[Begin]

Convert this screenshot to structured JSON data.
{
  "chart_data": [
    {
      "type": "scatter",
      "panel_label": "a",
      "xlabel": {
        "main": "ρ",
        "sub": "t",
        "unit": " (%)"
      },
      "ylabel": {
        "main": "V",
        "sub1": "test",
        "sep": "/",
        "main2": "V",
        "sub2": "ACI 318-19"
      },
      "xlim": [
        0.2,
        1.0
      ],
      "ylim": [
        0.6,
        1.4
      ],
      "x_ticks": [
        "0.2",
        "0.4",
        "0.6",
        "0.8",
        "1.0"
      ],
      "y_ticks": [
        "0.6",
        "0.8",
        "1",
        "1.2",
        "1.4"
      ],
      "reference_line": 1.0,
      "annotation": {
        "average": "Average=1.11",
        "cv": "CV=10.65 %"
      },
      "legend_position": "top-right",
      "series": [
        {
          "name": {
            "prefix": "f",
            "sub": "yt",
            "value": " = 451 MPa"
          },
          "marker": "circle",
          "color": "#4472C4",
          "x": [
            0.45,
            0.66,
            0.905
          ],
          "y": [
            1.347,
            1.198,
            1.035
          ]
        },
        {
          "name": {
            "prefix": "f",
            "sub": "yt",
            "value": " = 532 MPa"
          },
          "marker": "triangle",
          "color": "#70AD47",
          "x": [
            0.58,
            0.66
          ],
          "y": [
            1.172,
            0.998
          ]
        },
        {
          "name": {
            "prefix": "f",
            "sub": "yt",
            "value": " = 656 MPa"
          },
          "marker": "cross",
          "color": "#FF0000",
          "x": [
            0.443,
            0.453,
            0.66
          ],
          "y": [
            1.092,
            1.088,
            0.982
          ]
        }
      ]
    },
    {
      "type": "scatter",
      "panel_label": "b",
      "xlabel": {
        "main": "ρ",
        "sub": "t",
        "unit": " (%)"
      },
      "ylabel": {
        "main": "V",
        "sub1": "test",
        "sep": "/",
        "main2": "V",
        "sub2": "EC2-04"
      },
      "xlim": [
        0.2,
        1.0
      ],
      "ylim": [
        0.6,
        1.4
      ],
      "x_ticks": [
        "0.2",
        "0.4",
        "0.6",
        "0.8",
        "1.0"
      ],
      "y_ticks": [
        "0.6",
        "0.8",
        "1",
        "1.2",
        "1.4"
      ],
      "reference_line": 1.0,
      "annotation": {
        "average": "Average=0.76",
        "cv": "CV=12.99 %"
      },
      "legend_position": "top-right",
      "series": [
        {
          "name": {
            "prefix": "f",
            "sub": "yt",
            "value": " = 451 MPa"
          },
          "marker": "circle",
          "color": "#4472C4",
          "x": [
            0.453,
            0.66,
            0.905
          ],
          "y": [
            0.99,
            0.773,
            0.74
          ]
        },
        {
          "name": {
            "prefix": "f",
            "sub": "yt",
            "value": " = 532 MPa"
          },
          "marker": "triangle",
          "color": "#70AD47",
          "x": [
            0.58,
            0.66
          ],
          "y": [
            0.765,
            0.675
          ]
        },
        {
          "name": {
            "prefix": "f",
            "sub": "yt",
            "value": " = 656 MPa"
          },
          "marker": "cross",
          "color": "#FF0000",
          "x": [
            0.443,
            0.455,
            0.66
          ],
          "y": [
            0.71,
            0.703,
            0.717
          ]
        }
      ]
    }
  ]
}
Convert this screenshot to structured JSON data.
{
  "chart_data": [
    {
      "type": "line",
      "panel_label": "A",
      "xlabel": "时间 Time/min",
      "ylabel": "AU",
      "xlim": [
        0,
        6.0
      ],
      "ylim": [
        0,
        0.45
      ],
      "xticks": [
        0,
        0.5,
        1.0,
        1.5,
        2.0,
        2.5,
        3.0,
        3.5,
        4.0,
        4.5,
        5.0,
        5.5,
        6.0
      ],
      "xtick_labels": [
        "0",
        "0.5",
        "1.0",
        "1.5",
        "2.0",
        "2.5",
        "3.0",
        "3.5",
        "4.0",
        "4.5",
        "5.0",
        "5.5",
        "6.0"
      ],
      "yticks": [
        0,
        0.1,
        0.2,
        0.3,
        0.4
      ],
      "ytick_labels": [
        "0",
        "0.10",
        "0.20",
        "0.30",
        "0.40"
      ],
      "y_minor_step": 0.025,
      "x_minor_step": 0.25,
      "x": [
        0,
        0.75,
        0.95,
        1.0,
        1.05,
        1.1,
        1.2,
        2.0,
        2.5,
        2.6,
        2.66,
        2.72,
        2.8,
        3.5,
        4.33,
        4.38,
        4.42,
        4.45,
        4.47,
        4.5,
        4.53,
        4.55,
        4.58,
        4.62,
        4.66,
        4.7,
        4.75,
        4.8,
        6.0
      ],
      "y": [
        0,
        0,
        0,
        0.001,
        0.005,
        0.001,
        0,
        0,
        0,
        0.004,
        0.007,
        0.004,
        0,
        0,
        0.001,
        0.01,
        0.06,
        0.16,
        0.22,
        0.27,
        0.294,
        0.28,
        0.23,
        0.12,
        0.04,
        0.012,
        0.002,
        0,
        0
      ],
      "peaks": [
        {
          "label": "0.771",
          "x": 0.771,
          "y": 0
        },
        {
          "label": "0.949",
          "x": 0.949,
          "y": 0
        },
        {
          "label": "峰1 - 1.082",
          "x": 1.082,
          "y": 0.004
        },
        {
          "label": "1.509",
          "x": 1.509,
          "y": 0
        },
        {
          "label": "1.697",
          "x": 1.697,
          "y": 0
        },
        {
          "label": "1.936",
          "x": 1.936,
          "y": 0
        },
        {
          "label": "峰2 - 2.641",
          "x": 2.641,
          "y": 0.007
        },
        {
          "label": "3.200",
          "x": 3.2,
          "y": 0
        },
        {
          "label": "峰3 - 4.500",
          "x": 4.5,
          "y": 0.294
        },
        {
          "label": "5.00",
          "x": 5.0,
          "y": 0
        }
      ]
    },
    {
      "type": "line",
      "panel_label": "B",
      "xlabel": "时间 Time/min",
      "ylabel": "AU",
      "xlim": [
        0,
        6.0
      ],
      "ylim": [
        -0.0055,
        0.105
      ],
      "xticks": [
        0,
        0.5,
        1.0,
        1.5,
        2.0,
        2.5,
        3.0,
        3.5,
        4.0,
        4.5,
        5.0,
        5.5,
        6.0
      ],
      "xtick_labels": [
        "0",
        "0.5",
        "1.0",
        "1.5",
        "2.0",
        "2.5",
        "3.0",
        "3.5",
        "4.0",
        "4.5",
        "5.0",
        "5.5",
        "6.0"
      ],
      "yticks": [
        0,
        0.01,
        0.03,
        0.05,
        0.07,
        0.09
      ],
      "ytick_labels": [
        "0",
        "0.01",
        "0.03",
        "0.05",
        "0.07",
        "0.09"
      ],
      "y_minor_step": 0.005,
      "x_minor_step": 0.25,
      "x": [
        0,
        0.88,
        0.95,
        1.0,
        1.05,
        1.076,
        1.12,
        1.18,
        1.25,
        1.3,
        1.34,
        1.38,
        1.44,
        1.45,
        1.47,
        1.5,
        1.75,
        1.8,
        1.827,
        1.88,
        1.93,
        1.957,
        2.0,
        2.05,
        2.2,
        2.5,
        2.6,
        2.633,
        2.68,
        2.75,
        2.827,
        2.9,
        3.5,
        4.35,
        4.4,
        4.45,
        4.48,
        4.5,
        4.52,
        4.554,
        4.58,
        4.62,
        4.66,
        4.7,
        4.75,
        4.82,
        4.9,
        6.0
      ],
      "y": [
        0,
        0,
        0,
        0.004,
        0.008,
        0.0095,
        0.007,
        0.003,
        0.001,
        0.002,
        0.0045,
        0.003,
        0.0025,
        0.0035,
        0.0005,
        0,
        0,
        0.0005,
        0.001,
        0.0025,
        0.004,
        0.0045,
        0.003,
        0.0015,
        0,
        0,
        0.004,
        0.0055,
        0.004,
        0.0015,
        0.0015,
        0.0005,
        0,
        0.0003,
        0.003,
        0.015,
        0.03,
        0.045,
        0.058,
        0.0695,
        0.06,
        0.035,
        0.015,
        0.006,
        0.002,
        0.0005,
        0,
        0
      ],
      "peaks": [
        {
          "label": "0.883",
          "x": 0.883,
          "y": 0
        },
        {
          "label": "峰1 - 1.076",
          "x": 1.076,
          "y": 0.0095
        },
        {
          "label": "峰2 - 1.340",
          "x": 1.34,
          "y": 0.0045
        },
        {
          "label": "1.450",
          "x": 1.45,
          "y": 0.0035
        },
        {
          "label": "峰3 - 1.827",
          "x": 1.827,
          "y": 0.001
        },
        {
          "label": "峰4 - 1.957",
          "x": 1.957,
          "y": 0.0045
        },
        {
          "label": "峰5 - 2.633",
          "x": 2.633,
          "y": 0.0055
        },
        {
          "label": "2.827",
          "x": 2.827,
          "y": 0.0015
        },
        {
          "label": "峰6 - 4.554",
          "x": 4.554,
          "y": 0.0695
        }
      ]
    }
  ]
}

[End]

Do this →
Single out each line of the records above with the string "Average" in it, and copy it.

Reply →
        "average": "Average=1.11",
        "average": "Average=0.76",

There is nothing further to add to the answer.